**What the task requires:**
Will you quote all of the entries, word for word?

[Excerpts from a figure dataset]
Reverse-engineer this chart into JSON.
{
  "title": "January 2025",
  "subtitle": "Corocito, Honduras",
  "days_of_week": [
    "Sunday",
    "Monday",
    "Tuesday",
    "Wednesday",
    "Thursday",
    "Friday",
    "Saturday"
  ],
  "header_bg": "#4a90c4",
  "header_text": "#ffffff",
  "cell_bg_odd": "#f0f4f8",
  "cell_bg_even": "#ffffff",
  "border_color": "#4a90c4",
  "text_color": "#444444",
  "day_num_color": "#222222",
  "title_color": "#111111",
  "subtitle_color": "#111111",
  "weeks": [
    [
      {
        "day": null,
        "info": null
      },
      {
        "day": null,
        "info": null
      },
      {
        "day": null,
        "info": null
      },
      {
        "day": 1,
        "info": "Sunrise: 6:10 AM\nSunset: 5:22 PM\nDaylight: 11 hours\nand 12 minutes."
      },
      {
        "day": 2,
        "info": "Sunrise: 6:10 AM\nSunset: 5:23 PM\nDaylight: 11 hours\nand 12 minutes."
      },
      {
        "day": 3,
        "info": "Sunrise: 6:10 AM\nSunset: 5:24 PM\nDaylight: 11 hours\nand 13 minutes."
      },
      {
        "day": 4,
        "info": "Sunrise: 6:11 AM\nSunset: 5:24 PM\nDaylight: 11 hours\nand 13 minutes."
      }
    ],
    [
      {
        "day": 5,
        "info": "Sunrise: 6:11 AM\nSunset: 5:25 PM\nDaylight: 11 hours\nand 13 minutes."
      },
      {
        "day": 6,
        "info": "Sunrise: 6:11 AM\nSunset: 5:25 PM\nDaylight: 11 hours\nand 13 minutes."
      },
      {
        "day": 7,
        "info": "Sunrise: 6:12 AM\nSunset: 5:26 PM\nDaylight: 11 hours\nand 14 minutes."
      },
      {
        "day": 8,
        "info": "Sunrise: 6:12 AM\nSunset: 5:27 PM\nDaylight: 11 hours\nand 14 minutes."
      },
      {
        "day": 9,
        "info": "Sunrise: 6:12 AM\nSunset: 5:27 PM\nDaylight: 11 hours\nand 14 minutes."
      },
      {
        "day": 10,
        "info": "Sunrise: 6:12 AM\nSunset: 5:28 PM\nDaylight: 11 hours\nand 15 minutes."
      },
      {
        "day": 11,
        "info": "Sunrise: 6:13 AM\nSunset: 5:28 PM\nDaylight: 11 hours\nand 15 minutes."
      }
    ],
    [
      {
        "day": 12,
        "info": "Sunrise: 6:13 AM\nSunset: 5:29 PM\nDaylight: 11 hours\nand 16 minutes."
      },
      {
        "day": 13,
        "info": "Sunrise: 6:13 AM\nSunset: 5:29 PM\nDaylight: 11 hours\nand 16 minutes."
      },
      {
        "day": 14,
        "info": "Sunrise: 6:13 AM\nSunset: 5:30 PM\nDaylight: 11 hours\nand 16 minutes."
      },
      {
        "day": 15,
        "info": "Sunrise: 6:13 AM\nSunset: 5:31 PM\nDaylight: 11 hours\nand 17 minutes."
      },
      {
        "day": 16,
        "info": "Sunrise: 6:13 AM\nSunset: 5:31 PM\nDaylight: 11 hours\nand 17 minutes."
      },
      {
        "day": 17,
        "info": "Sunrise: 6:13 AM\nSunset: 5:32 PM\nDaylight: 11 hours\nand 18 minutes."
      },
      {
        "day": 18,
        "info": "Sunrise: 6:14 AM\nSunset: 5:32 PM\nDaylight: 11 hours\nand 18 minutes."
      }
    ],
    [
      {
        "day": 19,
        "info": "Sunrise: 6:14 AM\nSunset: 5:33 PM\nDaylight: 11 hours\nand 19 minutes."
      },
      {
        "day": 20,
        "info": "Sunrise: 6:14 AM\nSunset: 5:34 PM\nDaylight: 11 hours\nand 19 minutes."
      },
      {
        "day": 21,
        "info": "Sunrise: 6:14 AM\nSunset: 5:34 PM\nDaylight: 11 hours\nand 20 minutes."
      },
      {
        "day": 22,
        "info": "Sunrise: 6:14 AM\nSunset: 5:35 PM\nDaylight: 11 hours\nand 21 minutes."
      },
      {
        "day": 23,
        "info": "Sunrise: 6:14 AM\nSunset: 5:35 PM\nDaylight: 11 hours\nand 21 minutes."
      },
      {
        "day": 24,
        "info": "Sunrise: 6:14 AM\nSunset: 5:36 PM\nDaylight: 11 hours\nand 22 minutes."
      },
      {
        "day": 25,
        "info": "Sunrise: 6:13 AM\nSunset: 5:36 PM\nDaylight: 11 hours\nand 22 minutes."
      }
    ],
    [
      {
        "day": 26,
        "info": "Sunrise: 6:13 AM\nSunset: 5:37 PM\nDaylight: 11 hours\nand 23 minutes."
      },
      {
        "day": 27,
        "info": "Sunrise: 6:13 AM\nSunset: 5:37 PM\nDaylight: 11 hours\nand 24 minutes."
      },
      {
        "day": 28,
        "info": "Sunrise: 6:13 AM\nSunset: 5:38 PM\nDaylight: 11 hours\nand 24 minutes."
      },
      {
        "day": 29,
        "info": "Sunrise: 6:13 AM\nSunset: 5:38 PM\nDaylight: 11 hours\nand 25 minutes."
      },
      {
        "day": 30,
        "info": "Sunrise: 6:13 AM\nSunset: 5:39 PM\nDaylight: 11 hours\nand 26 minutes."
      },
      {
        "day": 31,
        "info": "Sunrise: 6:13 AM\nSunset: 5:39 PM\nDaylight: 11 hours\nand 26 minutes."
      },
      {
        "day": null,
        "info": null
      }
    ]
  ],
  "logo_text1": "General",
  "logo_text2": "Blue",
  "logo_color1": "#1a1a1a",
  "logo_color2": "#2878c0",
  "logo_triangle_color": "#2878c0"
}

**The completed task:**
Reverse-engineer this chart into JSON.
{
  "title": "January 2025",
  "subtitle": "Corocito, Honduras",
  "days_of_week": [
    "Sunday",
    "Monday",
    "Tuesday",
    "Wednesday",
    "Thursday",
    "Friday",
    "Saturday"
  ],
  "header_bg": "#4a90c4",
  "header_text": "#ffffff",
  "cell_bg_odd": "#f0f4f8",
  "cell_bg_even": "#ffffff",
  "border_color": "#4a90c4",
  "text_color": "#444444",
  "day_num_color": "#222222",
  "title_color": "#111111",
  "subtitle_color": "#111111",
  "weeks": [
    [
      {
        "day": null,
        "info": null
      },
      {
        "day": null,
        "info": null
      },
      {
        "day": null,
        "info": null
      },
      {
        "day": 1,
        "info": "Sunrise: 6:10 AM\nSunset: 5:22 PM\nDaylight: 11 hours\nand 12 minutes."
      },
      {
        "day": 2,
        "info": "Sunrise: 6:10 AM\nSunset: 5:23 PM\nDaylight: 11 hours\nand 12 minutes."
      },
      {
        "day": 3,
        "info": "Sunrise: 6:10 AM\nSunset: 5:24 PM\nDaylight: 11 hours\nand 13 minutes."
      },
      {
        "day": 4,
        "info": "Sunrise: 6:11 AM\nSunset: 5:24 PM\nDaylight: 11 hours\nand 13 minutes."
      }
    ],
    [
      {
        "day": 5,
        "info": "Sunrise: 6:11 AM\nSunset: 5:25 PM\nDaylight: 11 hours\nand 13 minutes."
      },
      {
        "day": 6,
        "info": "Sunrise: 6:11 AM\nSunset: 5:25 PM\nDaylight: 11 hours\nand 13 minutes."
      },
      {
        "day": 7,
        "info": "Sunrise: 6:12 AM\nSunset: 5:26 PM\nDaylight: 11 hours\nand 14 minutes."
      },
      {
        "day": 8,
        "info": "Sunrise: 6:12 AM\nSunset: 5:27 PM\nDaylight: 11 hours\nand 14 minutes."
      },
      {
        "day": 9,
        "info": "Sunrise: 6:12 AM\nSunset: 5:27 PM\nDaylight: 11 hours\nand 14 minutes."
      },
      {
        "day": 10,
        "info": "Sunrise: 6:12 AM\nSunset: 5:28 PM\nDaylight: 11 hours\nand 15 minutes."
      },
      {
        "day": 11,
        "info": "Sunrise: 6:13 AM\nSunset: 5:28 PM\nDaylight: 11 hours\nand 15 minutes."
      }
    ],
    [
      {
        "day": 12,
        "info": "Sunrise: 6:13 AM\nSunset: 5:29 PM\nDaylight: 11 hours\nand 16 minutes."
      },
      {
        "day": 13,
        "info": "Sunrise: 6:13 AM\nSunset: 5:29 PM\nDaylight: 11 hours\nand 16 minutes."
      },
      {
        "day": 14,
        "info": "Sunrise: 6:13 AM\nSunset: 5:30 PM\nDaylight: 11 hours\nand 16 minutes."
      },
      {
        "day": 15,
        "info": "Sunrise: 6:13 AM\nSunset: 5:31 PM\nDaylight: 11 hours\nand 17 minutes."
      },
      {
        "day": 16,
        "info": "Sunrise: 6:13 AM\nSunset: 5:31 PM\nDaylight: 11 hours\nand 17 minutes."
      },
      {
        "day": 17,
        "info": "Sunrise: 6:13 AM\nSunset: 5:32 PM\nDaylight: 11 hours\nand 18 minutes."
      },
      {
        "day": 18,
        "info": "Sunrise: 6:14 AM\nSunset: 5:32 PM\nDaylight: 11 hours\nand 18 minutes."
      }
    ],
    [
      {
        "day": 19,
        "info": "Sunrise: 6:14 AM\nSunset: 5:33 PM\nDaylight: 11 hours\nand 19 minutes."
      },
      {
        "day": 20,
        "info": "Sunrise: 6:14 AM\nSunset: 5:34 PM\nDaylight: 11 hours\nand 19 minutes."
      },
      {
        "day": 21,
        "info": "Sunrise: 6:14 AM\nSunset: 5:34 PM\nDaylight: 11 hours\nand 20 minutes."
      },
      {
        "day": 22,
        "info": "Sunrise: 6:14 AM\nSunset: 5:35 PM\nDaylight: 11 hours\nand 21 minutes."
      },
      {
        "day": 23,
        "info": "Sunrise: 6:14 AM\nSunset: 5:35 PM\nDaylight: 11 hours\nand 21 minutes."
      },
      {
        "day": 24,
        "info": "Sunrise: 6:14 AM\nSunset: 5:36 PM\nDaylight: 11 hours\nand 22 minutes."
      },
      {
        "day": 25,
        "info": "Sunrise: 6:13 AM\nSunset: 5:36 PM\nDaylight: 11 hours\nand 22 minutes."
      }
    ],
    [
      {
        "day": 26,
        "info": "Sunrise: 6:13 AM\nSunset: 5:37 PM\nDaylight: 11 hours\nand 23 minutes."
      },
      {
        "day": 27,
        "info": "Sunrise: 6:13 AM\nSunset: 5:37 PM\nDaylight: 11 hours\nand 24 minutes."
      },
      {
        "day": 28,
        "info": "Sunrise: 6:13 AM\nSunset: 5:38 PM\nDaylight: 11 hours\nand 24 minutes."
      },
      {
        "day": 29,
        "info": "Sunrise: 6:13 AM\nSunset: 5:38 PM\nDaylight: 11 hours\nand 25 minutes."
      },
      {
        "day": 30,
        "info": "Sunrise: 6:13 AM\nSunset: 5:39 PM\nDaylight: 11 hours\nand 26 minutes."
      },
      {
        "day": 31,
        "info": "Sunrise: 6:13 AM\nSunset: 5:39 PM\nDaylight: 11 hours\nand 26 minutes."
      },
      {
        "day": null,
        "info": null
      }
    ]
  ],
  "logo_text1": "General",
  "logo_text2": "Blue",
  "logo_color1": "#1a1a1a",
  "logo_color2": "#2878c0",
  "logo_triangle_color": "#2878c0"
}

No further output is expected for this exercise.